## Problem to solve
Every line below that holds the string "阶段练习" should be copied out.

+++ Data rows

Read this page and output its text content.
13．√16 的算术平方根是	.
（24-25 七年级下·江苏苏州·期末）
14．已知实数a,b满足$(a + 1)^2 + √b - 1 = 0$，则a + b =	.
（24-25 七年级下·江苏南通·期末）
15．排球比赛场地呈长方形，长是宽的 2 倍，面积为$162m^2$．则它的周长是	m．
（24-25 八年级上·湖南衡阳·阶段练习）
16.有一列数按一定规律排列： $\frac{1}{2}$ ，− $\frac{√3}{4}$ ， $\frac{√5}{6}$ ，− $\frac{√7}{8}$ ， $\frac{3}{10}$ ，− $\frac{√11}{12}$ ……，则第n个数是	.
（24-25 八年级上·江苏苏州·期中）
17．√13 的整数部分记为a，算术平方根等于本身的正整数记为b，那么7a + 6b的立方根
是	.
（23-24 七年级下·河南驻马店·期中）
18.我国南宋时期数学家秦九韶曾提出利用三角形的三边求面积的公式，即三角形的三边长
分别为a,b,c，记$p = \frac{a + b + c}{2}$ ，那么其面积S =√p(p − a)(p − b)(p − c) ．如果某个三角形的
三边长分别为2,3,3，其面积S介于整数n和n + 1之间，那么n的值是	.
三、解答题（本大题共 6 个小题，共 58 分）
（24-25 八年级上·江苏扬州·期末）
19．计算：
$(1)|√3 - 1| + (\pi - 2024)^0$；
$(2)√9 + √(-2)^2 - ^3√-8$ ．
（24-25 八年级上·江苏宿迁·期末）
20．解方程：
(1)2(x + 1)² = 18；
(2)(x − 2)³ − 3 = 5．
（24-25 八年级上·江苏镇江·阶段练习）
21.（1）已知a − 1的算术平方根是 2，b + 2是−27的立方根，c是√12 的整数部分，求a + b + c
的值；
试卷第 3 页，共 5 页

++++++
+++ Data rows

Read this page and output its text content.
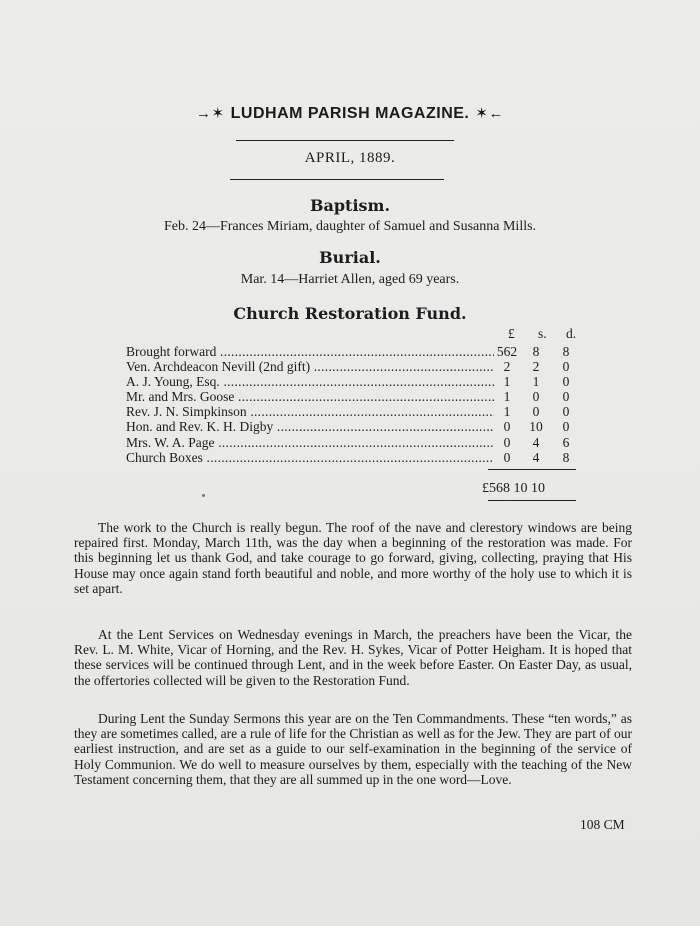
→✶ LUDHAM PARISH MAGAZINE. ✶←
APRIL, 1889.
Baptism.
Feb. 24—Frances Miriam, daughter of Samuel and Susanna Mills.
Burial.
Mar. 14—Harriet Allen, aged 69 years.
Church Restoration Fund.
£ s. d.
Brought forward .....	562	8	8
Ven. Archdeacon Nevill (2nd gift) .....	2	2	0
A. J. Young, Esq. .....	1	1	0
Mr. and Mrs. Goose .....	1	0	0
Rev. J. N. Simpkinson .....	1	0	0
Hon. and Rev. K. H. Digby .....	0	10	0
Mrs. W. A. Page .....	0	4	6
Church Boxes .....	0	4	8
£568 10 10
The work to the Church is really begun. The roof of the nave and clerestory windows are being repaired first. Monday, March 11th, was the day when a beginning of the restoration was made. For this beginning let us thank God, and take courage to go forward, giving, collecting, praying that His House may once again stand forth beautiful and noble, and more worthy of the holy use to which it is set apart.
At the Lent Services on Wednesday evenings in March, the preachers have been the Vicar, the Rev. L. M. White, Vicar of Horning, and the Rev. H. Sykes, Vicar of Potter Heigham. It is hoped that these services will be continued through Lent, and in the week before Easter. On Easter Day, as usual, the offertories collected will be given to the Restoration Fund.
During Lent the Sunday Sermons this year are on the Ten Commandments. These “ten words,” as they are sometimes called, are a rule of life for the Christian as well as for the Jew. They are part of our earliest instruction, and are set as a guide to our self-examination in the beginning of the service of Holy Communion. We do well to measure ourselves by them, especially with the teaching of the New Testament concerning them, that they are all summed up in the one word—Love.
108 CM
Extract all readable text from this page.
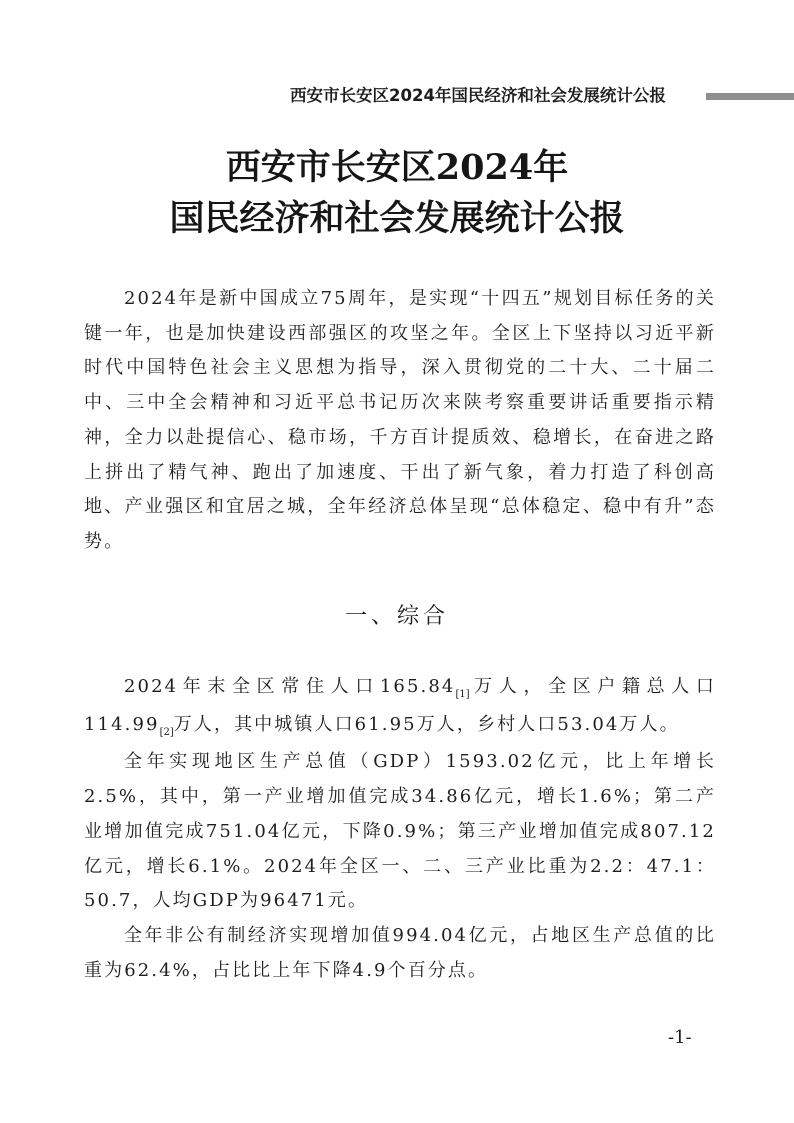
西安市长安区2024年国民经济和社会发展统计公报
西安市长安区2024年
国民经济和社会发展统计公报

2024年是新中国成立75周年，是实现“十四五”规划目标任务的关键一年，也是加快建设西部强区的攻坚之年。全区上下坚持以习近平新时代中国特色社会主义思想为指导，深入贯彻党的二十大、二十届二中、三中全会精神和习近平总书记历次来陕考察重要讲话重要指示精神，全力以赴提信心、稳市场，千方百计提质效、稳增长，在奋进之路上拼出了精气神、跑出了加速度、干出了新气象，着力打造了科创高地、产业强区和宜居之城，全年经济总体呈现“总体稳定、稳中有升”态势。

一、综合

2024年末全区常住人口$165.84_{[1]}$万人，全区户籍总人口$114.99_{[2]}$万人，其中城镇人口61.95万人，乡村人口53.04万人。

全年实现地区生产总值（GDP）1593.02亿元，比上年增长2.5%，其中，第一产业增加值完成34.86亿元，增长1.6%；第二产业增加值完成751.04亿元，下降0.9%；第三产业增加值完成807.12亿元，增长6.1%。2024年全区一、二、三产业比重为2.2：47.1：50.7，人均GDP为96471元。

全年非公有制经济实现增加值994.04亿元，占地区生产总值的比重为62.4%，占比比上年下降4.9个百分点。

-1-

++++++

## Solved problem
（24-25 八年级上·湖南衡阳·阶段练习）
（24-25 八年级上·江苏镇江·阶段练习）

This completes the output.